Items from a figure collection
——————————
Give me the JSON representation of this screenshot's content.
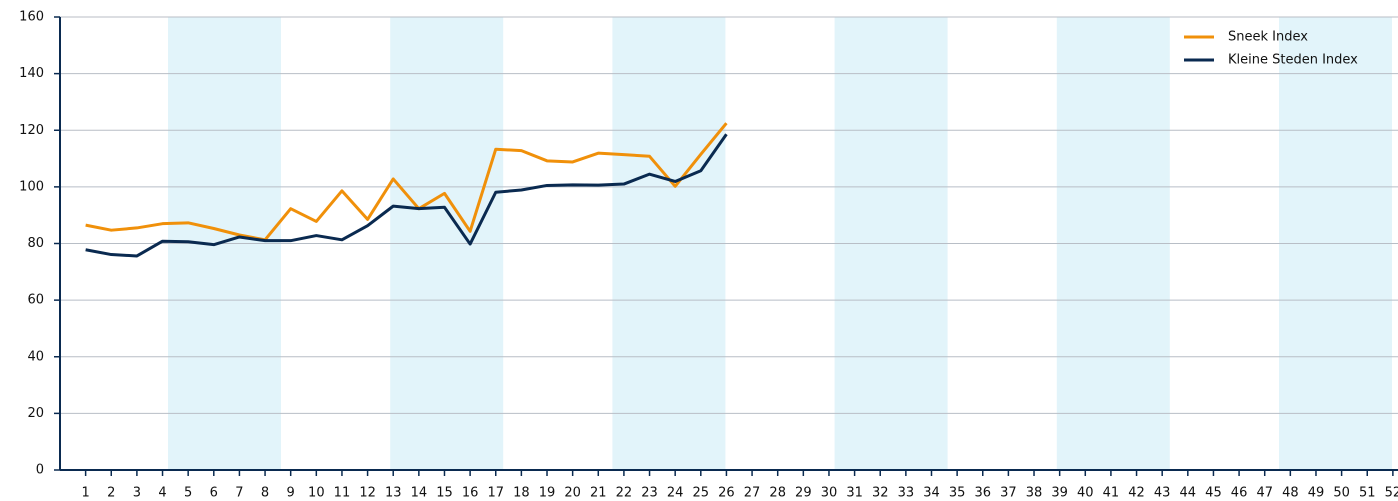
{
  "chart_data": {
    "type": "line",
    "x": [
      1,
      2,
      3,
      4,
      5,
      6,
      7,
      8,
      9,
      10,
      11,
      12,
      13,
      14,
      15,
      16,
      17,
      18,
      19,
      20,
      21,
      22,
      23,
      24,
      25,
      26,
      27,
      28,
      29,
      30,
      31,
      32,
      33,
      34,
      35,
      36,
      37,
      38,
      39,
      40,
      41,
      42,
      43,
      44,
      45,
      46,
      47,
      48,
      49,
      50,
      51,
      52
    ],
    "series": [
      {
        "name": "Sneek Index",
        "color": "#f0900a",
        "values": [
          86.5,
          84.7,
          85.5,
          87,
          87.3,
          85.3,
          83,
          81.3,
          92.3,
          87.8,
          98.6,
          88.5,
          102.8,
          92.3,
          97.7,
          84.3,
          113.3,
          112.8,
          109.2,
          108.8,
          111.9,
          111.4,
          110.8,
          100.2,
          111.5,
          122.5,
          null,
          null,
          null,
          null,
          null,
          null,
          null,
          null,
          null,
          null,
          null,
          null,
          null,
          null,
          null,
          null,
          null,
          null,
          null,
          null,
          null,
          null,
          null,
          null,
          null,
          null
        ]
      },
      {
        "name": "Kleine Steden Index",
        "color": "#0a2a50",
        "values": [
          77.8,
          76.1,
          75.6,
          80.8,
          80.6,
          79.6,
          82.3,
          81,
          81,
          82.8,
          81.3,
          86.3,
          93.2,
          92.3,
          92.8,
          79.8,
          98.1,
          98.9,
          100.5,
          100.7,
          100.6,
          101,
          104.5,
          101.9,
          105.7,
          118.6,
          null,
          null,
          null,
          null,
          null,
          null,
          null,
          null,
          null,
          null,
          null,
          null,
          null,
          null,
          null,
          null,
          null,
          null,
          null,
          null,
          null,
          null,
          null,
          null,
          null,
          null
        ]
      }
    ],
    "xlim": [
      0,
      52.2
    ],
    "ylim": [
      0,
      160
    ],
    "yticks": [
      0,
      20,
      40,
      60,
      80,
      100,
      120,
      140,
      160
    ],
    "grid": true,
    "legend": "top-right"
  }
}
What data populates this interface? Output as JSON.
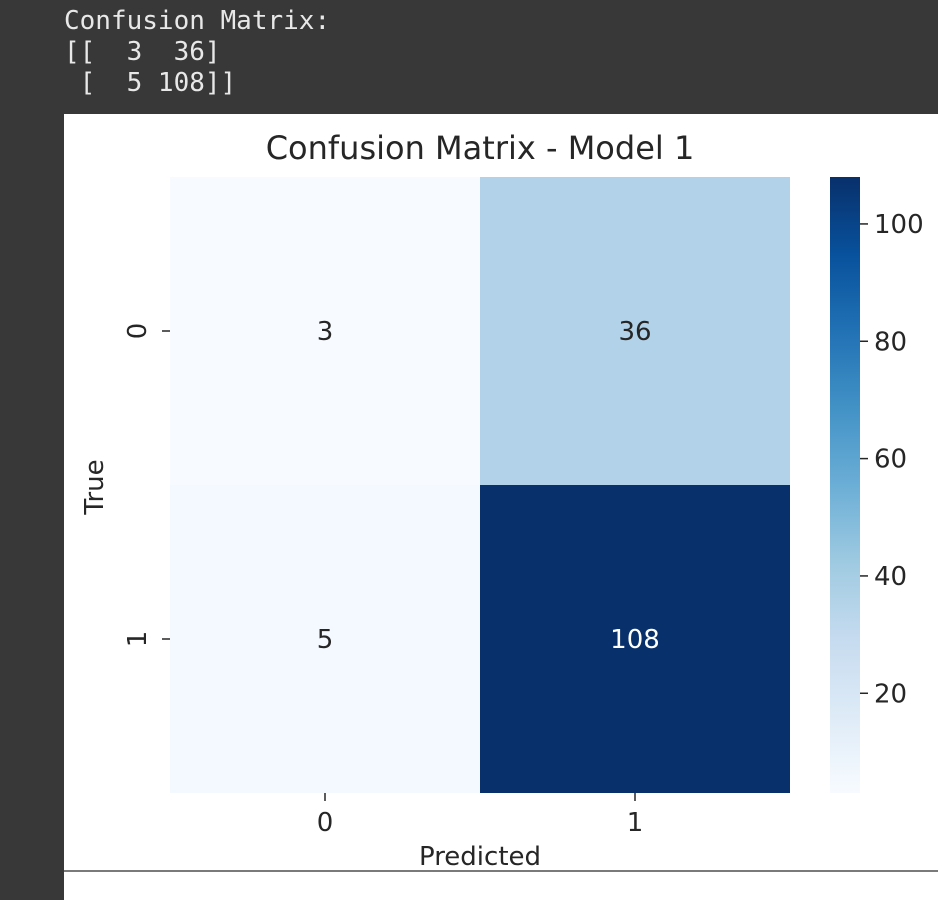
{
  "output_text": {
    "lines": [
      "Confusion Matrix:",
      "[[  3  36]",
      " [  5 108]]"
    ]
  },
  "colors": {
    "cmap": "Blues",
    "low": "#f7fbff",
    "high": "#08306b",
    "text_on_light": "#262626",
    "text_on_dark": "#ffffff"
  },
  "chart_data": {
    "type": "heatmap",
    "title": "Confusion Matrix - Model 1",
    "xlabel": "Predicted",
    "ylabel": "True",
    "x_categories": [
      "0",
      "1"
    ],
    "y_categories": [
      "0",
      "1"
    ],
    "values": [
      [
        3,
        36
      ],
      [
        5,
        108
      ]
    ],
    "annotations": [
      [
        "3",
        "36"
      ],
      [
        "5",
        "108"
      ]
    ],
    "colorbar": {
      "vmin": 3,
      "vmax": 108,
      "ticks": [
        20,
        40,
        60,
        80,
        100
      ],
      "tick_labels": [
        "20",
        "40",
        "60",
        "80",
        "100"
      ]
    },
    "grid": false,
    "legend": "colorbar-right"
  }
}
——————————
== Given problem ==
Take the records above from the line with "What data populates" down to their last line and please copy those lines exactly, without the pictures.

== Finished task ==
What data populates this interface? Output as JSON.
{
  "output_text": {
    "lines": [
      "Confusion Matrix:",
      "[[  3  36]",
      " [  5 108]]"
    ]
  },
  "colors": {
    "cmap": "Blues",
    "low": "#f7fbff",
    "high": "#08306b",
    "text_on_light": "#262626",
    "text_on_dark": "#ffffff"
  },
  "chart_data": {
    "type": "heatmap",
    "title": "Confusion Matrix - Model 1",
    "xlabel": "Predicted",
    "ylabel": "True",
    "x_categories": [
      "0",
      "1"
    ],
    "y_categories": [
      "0",
      "1"
    ],
    "values": [
      [
        3,
        36
      ],
      [
        5,
        108
      ]
    ],
    "annotations": [
      [
        "3",
        "36"
      ],
      [
        "5",
        "108"
      ]
    ],
    "colorbar": {
      "vmin": 3,
      "vmax": 108,
      "ticks": [
        20,
        40,
        60,
        80,
        100
      ],
      "tick_labels": [
        "20",
        "40",
        "60",
        "80",
        "100"
      ]
    },
    "grid": false,
    "legend": "colorbar-right"
  }
}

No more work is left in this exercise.